— Start of Listed records —

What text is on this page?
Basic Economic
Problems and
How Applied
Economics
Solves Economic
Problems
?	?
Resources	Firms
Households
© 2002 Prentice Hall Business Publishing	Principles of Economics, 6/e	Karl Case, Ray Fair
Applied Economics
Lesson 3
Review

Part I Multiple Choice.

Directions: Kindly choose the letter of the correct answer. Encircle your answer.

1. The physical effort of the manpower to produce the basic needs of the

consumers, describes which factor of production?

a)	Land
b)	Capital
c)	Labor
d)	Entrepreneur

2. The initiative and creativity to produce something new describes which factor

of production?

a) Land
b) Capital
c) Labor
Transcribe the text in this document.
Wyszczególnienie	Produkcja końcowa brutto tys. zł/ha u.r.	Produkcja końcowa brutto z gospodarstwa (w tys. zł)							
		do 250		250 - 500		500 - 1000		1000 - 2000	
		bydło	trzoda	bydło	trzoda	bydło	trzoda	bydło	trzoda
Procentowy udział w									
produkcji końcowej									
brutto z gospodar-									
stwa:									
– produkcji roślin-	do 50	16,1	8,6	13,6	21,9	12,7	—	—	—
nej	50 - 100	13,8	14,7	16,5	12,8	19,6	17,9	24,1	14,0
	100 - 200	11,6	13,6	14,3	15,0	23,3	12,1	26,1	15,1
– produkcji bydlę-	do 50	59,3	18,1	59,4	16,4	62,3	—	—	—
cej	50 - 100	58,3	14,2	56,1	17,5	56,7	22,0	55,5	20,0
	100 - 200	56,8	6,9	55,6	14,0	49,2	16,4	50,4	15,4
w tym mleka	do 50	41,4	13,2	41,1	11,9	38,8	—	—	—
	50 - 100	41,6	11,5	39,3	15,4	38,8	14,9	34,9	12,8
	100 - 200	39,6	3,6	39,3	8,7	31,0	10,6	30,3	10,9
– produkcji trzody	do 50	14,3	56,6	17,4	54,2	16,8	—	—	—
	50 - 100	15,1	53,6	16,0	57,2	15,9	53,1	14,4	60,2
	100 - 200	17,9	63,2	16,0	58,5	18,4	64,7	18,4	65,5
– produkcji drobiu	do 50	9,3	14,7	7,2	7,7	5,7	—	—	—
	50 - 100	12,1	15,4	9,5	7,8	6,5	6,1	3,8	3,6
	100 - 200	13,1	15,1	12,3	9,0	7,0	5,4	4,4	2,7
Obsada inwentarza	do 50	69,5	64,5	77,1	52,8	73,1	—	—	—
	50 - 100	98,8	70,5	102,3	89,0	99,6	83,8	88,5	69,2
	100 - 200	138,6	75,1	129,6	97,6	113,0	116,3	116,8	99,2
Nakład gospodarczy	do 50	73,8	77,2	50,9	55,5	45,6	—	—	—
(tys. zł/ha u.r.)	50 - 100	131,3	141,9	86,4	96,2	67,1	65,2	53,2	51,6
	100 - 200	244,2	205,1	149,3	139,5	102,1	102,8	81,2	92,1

— End of Listed records —

• Goal of the exercise: Write out all of the records above exactly as they appear.

• The answer:
What text is on this page?
Basic Economic
Problems and
How Applied
Economics
Solves Economic
Problems
?	?
Resources	Firms
Households
© 2002 Prentice Hall Business Publishing	Principles of Economics, 6/e	Karl Case, Ray Fair
Applied Economics
Lesson 3
Review

Part I Multiple Choice.

Directions: Kindly choose the letter of the correct answer. Encircle your answer.

1. The physical effort of the manpower to produce the basic needs of the

consumers, describes which factor of production?

a)	Land
b)	Capital
c)	Labor
d)	Entrepreneur

2. The initiative and creativity to produce something new describes which factor

of production?

a) Land
b) Capital
c) Labor
Transcribe the text in this document.
Wyszczególnienie	Produkcja końcowa brutto tys. zł/ha u.r.	Produkcja końcowa brutto z gospodarstwa (w tys. zł)							
		do 250		250 - 500		500 - 1000		1000 - 2000	
		bydło	trzoda	bydło	trzoda	bydło	trzoda	bydło	trzoda
Procentowy udział w									
produkcji końcowej									
brutto z gospodar-									
stwa:									
– produkcji roślin-	do 50	16,1	8,6	13,6	21,9	12,7	—	—	—
nej	50 - 100	13,8	14,7	16,5	12,8	19,6	17,9	24,1	14,0
	100 - 200	11,6	13,6	14,3	15,0	23,3	12,1	26,1	15,1
– produkcji bydlę-	do 50	59,3	18,1	59,4	16,4	62,3	—	—	—
cej	50 - 100	58,3	14,2	56,1	17,5	56,7	22,0	55,5	20,0
	100 - 200	56,8	6,9	55,6	14,0	49,2	16,4	50,4	15,4
w tym mleka	do 50	41,4	13,2	41,1	11,9	38,8	—	—	—
	50 - 100	41,6	11,5	39,3	15,4	38,8	14,9	34,9	12,8
	100 - 200	39,6	3,6	39,3	8,7	31,0	10,6	30,3	10,9
– produkcji trzody	do 50	14,3	56,6	17,4	54,2	16,8	—	—	—
	50 - 100	15,1	53,6	16,0	57,2	15,9	53,1	14,4	60,2
	100 - 200	17,9	63,2	16,0	58,5	18,4	64,7	18,4	65,5
– produkcji drobiu	do 50	9,3	14,7	7,2	7,7	5,7	—	—	—
	50 - 100	12,1	15,4	9,5	7,8	6,5	6,1	3,8	3,6
	100 - 200	13,1	15,1	12,3	9,0	7,0	5,4	4,4	2,7
Obsada inwentarza	do 50	69,5	64,5	77,1	52,8	73,1	—	—	—
	50 - 100	98,8	70,5	102,3	89,0	99,6	83,8	88,5	69,2
	100 - 200	138,6	75,1	129,6	97,6	113,0	116,3	116,8	99,2
Nakład gospodarczy	do 50	73,8	77,2	50,9	55,5	45,6	—	—	—
(tys. zł/ha u.r.)	50 - 100	131,3	141,9	86,4	96,2	67,1	65,2	53,2	51,6
	100 - 200	244,2	205,1	149,3	139,5	102,1	102,8	81,2	92,1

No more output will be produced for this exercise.